YOUR GOAL ▸ Give the entries back exactly, dropping each image.

--- DATA ENTRIES ---

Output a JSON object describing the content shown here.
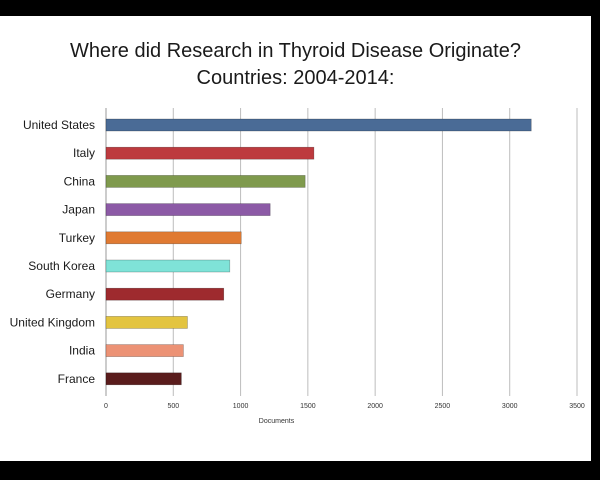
{
  "chart_data": {
    "type": "bar",
    "orientation": "horizontal",
    "title_line1": "Where did Research in Thyroid Disease Originate?",
    "title_line2": "Countries: 2004-2014:",
    "xlabel": "Documents",
    "ylabel": "",
    "xlim": [
      0,
      3500
    ],
    "xticks": [
      0,
      500,
      1000,
      1500,
      2000,
      2500,
      3000,
      3500
    ],
    "xtick_labels": [
      "0",
      "500",
      "1000",
      "1500",
      "2000",
      "2500",
      "3000",
      "3500"
    ],
    "grid": "vertical",
    "legend": "none",
    "categories": [
      "United States",
      "Italy",
      "China",
      "Japan",
      "Turkey",
      "South Korea",
      "Germany",
      "United Kingdom",
      "India",
      "France"
    ],
    "values": [
      3160,
      1545,
      1480,
      1220,
      1005,
      920,
      875,
      605,
      575,
      560
    ],
    "colors": [
      "#4a6b96",
      "#bd3a3e",
      "#7f9a4d",
      "#8c5aa6",
      "#e07a32",
      "#7fe3d8",
      "#9e2a2e",
      "#e3c440",
      "#ec9275",
      "#5a1c1c"
    ]
  }
}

---

COMPLETE ANSWER ▸
Output a JSON object describing the content shown here.
{
  "chart_data": {
    "type": "bar",
    "orientation": "horizontal",
    "title_line1": "Where did Research in Thyroid Disease Originate?",
    "title_line2": "Countries: 2004-2014:",
    "xlabel": "Documents",
    "ylabel": "",
    "xlim": [
      0,
      3500
    ],
    "xticks": [
      0,
      500,
      1000,
      1500,
      2000,
      2500,
      3000,
      3500
    ],
    "xtick_labels": [
      "0",
      "500",
      "1000",
      "1500",
      "2000",
      "2500",
      "3000",
      "3500"
    ],
    "grid": "vertical",
    "legend": "none",
    "categories": [
      "United States",
      "Italy",
      "China",
      "Japan",
      "Turkey",
      "South Korea",
      "Germany",
      "United Kingdom",
      "India",
      "France"
    ],
    "values": [
      3160,
      1545,
      1480,
      1220,
      1005,
      920,
      875,
      605,
      575,
      560
    ],
    "colors": [
      "#4a6b96",
      "#bd3a3e",
      "#7f9a4d",
      "#8c5aa6",
      "#e07a32",
      "#7fe3d8",
      "#9e2a2e",
      "#e3c440",
      "#ec9275",
      "#5a1c1c"
    ]
  }
}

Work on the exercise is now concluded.